**PROVIDED INFORMATION**
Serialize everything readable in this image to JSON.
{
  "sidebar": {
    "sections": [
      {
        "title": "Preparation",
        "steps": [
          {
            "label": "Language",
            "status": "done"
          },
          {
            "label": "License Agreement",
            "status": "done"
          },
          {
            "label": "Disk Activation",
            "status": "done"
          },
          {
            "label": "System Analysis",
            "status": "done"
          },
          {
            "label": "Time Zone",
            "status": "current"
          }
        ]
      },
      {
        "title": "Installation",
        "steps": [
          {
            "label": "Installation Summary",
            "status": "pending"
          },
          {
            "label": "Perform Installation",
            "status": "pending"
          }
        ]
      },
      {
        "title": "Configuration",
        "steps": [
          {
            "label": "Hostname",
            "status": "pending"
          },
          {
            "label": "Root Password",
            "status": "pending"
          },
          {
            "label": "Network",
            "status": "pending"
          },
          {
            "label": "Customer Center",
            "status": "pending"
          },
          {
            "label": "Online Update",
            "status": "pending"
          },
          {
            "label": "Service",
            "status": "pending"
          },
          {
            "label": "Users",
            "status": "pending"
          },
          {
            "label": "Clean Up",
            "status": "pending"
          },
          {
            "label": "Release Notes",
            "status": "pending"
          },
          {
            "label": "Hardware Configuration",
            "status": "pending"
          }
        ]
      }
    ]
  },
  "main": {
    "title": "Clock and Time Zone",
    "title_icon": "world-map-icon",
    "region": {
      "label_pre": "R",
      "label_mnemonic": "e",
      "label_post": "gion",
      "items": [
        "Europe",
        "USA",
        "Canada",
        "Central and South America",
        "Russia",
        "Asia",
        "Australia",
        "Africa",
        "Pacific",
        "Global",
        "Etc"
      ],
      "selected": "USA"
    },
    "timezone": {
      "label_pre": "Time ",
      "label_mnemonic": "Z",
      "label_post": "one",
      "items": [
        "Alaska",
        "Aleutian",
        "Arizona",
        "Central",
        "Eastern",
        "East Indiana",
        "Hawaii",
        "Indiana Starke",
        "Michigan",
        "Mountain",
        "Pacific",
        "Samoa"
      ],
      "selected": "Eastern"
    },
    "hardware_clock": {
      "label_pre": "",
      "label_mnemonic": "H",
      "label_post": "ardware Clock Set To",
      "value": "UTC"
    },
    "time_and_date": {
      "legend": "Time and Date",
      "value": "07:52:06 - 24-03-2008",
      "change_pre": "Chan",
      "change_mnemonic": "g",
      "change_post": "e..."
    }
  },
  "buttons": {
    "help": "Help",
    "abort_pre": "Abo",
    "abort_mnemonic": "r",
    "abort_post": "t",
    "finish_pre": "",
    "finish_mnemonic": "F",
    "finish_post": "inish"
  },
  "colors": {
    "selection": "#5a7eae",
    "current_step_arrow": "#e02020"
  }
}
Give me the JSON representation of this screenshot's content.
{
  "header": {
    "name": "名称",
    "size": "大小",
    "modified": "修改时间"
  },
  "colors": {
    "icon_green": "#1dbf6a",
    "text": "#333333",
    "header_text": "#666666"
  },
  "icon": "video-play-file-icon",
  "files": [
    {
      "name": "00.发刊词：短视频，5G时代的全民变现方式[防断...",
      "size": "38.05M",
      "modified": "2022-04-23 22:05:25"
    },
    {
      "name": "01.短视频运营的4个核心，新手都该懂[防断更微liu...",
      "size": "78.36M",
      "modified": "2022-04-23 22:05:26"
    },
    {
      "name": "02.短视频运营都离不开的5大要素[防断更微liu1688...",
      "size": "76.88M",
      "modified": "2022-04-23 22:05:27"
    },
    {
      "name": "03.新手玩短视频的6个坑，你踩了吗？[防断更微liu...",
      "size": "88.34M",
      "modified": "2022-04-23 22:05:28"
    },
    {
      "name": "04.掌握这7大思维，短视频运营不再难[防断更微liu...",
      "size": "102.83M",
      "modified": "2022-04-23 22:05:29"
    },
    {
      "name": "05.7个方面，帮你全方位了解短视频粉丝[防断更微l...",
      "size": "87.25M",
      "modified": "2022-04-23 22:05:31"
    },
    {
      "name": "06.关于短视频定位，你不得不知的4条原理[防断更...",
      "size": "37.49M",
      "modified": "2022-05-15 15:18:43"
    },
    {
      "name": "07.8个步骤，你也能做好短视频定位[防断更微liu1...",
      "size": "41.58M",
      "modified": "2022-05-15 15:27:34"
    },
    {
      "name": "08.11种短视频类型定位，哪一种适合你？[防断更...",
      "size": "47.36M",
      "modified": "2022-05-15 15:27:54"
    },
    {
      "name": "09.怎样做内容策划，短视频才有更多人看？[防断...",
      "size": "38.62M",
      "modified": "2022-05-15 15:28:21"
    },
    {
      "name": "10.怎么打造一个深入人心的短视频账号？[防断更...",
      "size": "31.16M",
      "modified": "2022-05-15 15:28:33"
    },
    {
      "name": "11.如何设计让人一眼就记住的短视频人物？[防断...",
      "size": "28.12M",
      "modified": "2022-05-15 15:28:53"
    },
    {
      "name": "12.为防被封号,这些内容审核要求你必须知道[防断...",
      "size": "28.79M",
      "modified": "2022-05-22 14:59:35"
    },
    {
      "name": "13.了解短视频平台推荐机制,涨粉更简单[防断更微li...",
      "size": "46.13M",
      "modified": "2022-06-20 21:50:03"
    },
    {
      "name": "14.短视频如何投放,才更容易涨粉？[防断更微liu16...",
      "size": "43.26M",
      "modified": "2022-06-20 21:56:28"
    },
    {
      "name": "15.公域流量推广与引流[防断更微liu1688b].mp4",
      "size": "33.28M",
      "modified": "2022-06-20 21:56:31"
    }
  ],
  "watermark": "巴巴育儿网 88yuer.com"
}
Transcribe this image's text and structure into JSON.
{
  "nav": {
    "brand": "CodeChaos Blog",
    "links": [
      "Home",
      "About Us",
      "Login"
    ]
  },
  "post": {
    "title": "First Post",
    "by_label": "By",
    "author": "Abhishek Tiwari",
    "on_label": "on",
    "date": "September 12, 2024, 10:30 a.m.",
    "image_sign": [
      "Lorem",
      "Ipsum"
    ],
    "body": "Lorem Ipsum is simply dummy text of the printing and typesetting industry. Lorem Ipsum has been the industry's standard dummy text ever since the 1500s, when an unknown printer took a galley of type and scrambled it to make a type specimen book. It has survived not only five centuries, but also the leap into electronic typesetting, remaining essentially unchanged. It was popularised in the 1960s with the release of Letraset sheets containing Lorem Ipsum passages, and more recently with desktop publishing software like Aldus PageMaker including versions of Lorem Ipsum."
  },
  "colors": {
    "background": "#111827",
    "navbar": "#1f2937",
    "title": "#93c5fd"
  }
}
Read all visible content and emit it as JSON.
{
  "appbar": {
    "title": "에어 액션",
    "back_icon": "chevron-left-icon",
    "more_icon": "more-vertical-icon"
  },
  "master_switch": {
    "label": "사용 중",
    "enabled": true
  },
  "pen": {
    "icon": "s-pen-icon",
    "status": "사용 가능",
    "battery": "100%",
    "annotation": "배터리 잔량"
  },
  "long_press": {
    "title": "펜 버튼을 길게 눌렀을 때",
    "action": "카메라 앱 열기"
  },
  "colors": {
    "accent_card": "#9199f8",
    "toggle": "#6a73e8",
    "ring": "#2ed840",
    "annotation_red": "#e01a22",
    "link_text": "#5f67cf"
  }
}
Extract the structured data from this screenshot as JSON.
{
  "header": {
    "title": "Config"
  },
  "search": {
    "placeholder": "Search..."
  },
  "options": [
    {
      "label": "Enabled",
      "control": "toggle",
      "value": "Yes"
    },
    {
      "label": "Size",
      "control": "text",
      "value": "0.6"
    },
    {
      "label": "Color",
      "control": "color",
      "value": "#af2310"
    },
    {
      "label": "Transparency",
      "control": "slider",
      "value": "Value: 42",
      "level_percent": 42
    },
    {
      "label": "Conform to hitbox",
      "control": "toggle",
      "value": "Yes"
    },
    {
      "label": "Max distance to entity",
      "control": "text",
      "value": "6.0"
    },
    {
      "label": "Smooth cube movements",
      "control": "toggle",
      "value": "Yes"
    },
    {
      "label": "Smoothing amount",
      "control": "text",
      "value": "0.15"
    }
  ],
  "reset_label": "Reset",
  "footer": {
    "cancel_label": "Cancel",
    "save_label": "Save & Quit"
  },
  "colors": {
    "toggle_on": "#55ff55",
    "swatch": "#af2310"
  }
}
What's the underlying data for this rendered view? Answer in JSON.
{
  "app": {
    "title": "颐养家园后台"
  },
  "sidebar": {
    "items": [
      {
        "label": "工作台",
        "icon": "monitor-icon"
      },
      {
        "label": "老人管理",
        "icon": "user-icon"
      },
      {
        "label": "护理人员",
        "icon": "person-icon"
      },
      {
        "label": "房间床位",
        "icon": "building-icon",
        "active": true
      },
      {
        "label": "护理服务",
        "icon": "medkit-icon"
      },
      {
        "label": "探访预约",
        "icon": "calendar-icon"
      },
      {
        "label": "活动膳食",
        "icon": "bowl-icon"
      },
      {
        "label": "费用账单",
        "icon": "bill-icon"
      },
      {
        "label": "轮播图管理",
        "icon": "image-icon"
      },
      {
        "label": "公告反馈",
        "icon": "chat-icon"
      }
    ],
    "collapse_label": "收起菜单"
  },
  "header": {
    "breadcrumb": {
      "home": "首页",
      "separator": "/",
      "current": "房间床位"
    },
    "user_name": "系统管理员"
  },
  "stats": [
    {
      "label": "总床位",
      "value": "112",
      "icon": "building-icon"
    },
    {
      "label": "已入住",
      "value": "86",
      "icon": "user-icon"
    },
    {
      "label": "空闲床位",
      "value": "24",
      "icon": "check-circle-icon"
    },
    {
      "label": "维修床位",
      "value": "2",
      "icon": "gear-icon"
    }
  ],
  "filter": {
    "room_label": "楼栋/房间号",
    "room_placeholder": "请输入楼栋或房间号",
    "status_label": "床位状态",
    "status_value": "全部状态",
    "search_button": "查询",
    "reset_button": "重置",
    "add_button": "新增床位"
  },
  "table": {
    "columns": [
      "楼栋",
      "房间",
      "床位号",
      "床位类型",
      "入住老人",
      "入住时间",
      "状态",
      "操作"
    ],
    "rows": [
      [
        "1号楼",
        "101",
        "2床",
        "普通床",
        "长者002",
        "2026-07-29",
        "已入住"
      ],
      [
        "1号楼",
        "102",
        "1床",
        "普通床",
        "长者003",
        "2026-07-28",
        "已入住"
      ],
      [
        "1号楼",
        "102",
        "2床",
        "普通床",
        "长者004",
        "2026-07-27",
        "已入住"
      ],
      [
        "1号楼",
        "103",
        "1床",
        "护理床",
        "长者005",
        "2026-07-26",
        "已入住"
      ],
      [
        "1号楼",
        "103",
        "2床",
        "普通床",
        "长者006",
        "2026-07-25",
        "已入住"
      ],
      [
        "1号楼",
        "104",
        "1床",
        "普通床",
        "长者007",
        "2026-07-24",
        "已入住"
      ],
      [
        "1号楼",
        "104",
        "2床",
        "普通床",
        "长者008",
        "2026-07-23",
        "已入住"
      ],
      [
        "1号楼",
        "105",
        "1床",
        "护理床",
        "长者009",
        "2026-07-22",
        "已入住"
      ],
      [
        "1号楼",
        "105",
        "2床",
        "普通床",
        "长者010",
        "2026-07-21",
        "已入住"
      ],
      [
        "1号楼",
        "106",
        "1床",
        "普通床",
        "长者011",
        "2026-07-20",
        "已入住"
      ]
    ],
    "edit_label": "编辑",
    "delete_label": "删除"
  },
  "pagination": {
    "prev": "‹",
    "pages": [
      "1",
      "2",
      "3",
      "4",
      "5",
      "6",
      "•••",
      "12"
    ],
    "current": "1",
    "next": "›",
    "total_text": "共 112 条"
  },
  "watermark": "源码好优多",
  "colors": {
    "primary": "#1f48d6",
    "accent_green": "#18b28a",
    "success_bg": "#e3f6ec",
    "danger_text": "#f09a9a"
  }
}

**WRITTEN TASK**
Collect each line above holding the string "Installation".

**TASK SOLUTION**
        "title": "Installation",
            "label": "Installation Summary",
            "label": "Perform Installation",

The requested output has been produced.